Problem
Give the number of lines in the data that contain "Uvjerite", and nothing more.
#### Data supplied
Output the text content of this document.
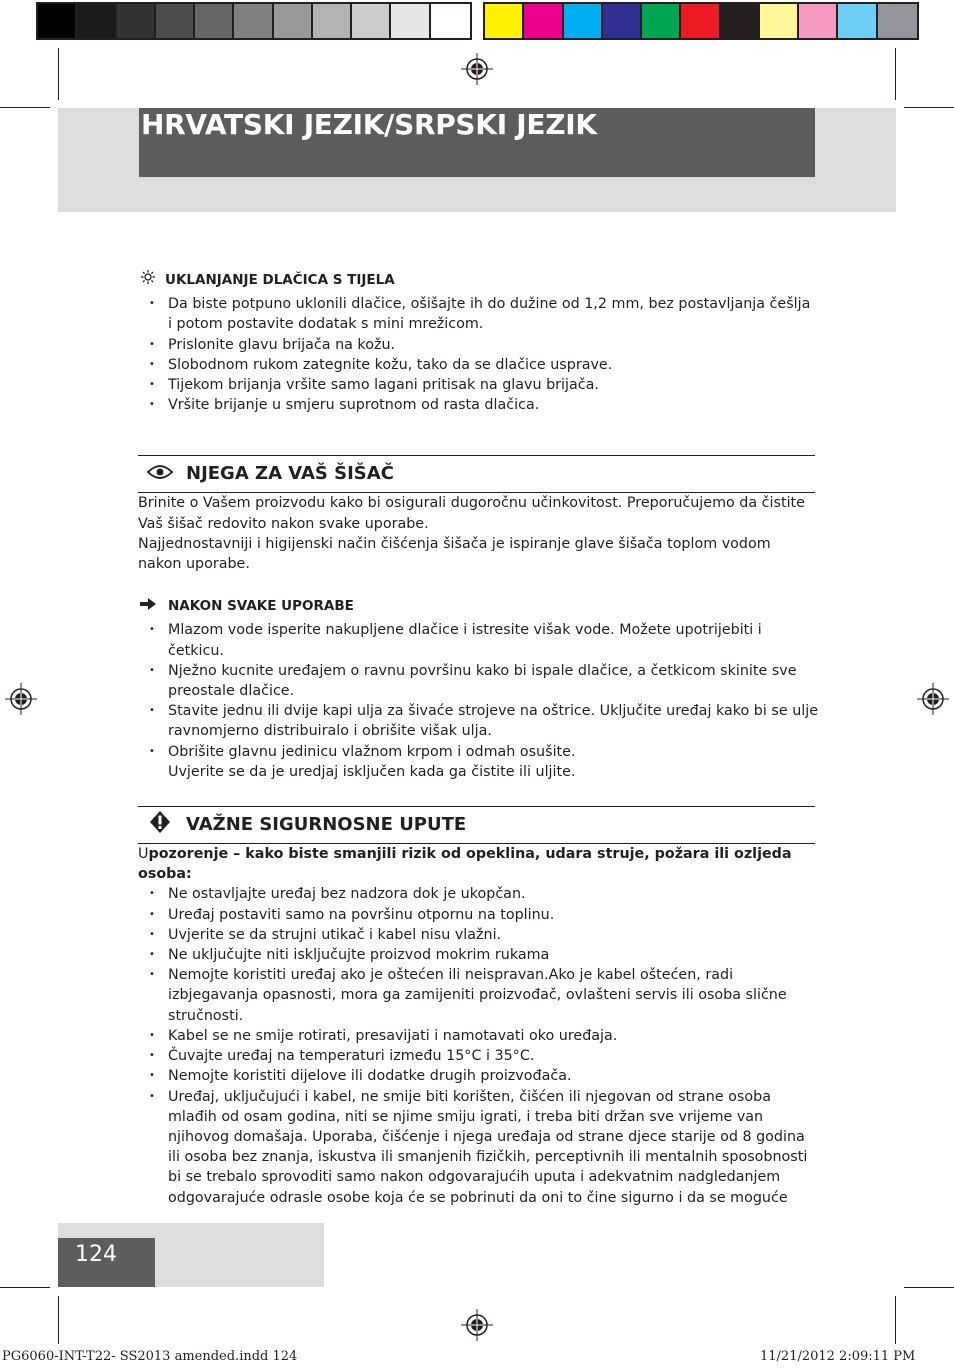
HRVATSKI JEZIK/SRPSKI JEZIK
UKLANJANJE DLAČICA S TIJELA
• Da biste potpuno uklonili dlačice, ošišajte ih do dužine od 1,2 mm, bez postavljanja češlja i potom postavite dodatak s mini mrežicom.
• Prislonite glavu brijača na kožu.
• Slobodnom rukom zategnite kožu, tako da se dlačice uspravе.
• Tijekom brijanja vršite samo lagani pritisak na glavu brijača.
• Vršite brijanje u smjeru suprotnom od rasta dlačica.
NJEGA ZA VAŠ ŠIŠAČ

Brinite o Vašem proizvodu kako bi osigurali dugoročnu učinkovitost. Preporučujemo da čistite Vaš šišač redovito nakon svake uporabe.

Najjednostavniji i higijenski način čišćenja šišača je ispiranje glave šišača toplom vodom nakon uporabe.

NAKON SVAKE UPORABE
• Mlazom vode isperite nakupljene dlačice i istresite višak vode. Možete upotrijebiti i četkicu.
• Nježno kucnite uređajem o ravnu površinu kako bi ispale dlačice, a četkicom skinite sve preostale dlačice.
• Stavite jednu ili dvije kapi ulja za šivaće strojeve na oštrice. Uključite uređaj kako bi se ulje ravnomjerno distribuiralo i obrišite višak ulja.
• Obrišite glavnu jedinicu vlažnom krpom i odmah osušite.
Uvjerite se da je uredjaj isključen kada ga čistite ili uljite.
VAŽNE SIGURNOSNE UPUTE

Upozorenje – kako biste smanjili rizik od opeklina, udara struje, požara ili ozljeda osoba:

• Ne ostavljajte uređaj bez nadzora dok je ukopčan.
• Uređaj postaviti samo na površinu otpornu na toplinu.
• Uvjerite se da strujni utikač i kabel nisu vlažni.
• Ne uključujte niti isključujte proizvod mokrim rukama
• Nemojte koristiti uređaj ako je oštećen ili neispravan.Ako je kabel oštećen, radi izbjegavanja opasnosti, mora ga zamijeniti proizvođač, ovlašteni servis ili osoba slične stručnosti.
• Kabel se ne smije rotirati, presavijati i namotavati oko uređaja.
• Čuvajte uređaj na temperaturi između 15°C i 35°C.
• Nemojte koristiti dijelove ili dodatke drugih proizvođača.
• Uređaj, uključujući i kabel, ne smije biti korišten, čišćen ili njegovan od strane osoba mlađih od osam godina, niti se njime smiju igrati, i treba biti držan sve vrijeme van njihovog domašaja. Uporaba, čišćenje i njega uređaja od strane djece starije od 8 godina ili osoba bez znanja, iskustva ili smanjenih fizičkih, perceptivnih ili mentalnih sposobnosti bi se trebalo sprovoditi samo nakon odgovarajućih uputa i adekvatnim nadgledanjem odgovarajuće odrasle osobe koja će se pobrinuti da oni to čine sigurno i da se moguće
124
PG6060-INT-T22- SS2013 amended.indd 124	11/21/2012 2:09:11 PM
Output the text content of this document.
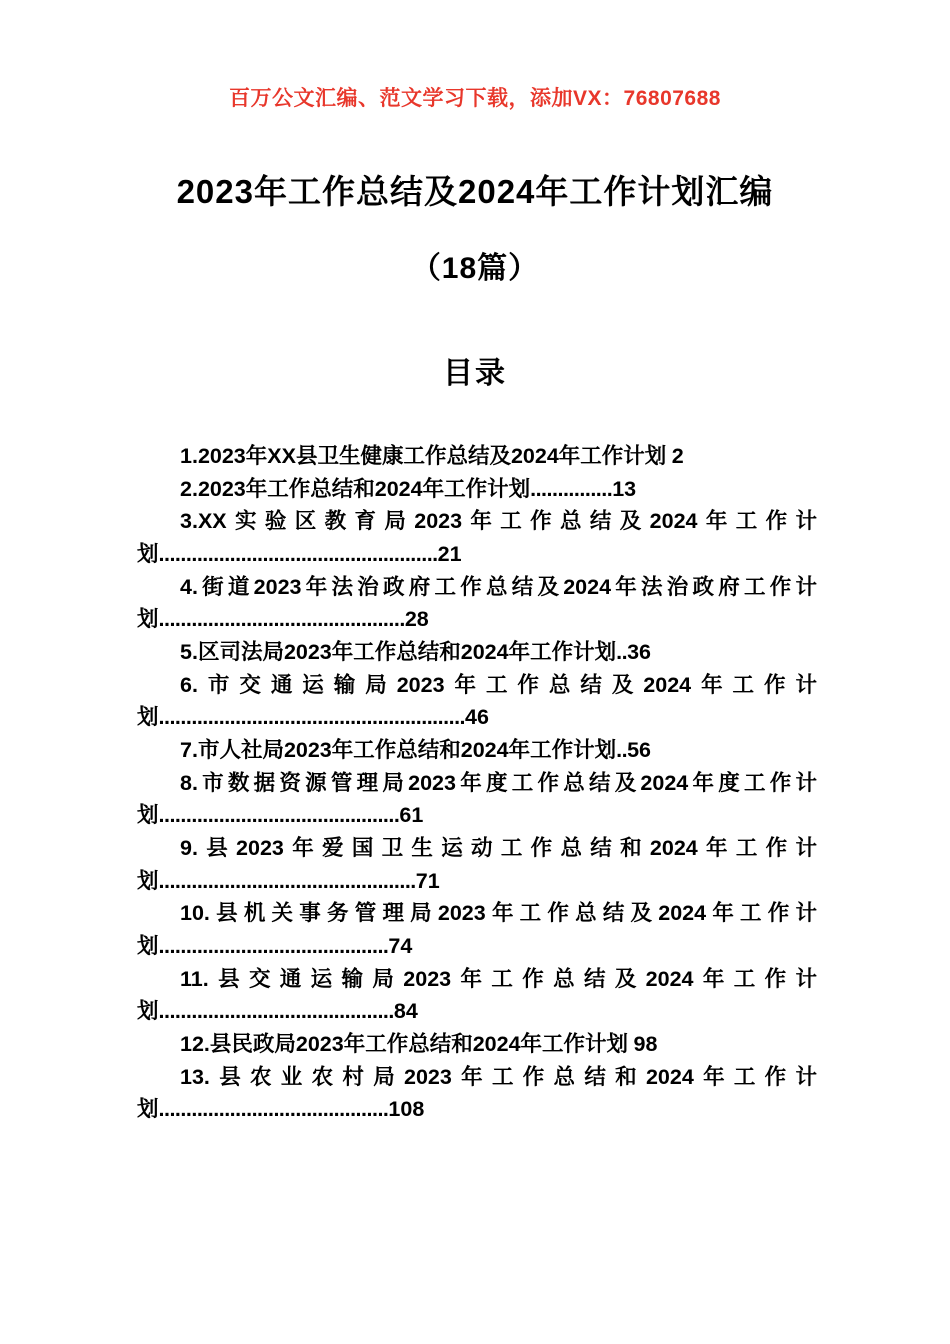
百万公文汇编、范文学习下载，添加VX：76807688
2023年工作总结及2024年工作计划汇编
（18篇）
目录
1.2023年XX县卫生健康工作总结及2024年工作计划 2
2.2023年工作总结和2024年工作计划...............13
3.XX实验区教育局2023年工作总结及2024年工作计划...................................................21
4.街道2023年法治政府工作总结及2024年法治政府工作计划.............................................28
5.区司法局2023年工作总结和2024年工作计划..36
6.市交通运输局2023年工作总结及2024年工作计划........................................................46
7.市人社局2023年工作总结和2024年工作计划..56
8.市数据资源管理局2023年度工作总结及2024年度工作计划............................................61
9.县2023年爱国卫生运动工作总结和2024年工作计划...............................................71
10.县机关事务管理局2023年工作总结及2024年工作计划..........................................74
11.县交通运输局2023年工作总结及2024年工作计划...........................................84
12.县民政局2023年工作总结和2024年工作计划 98
13.县农业农村局2023年工作总结和2024年工作计划..........................................108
########
In response
2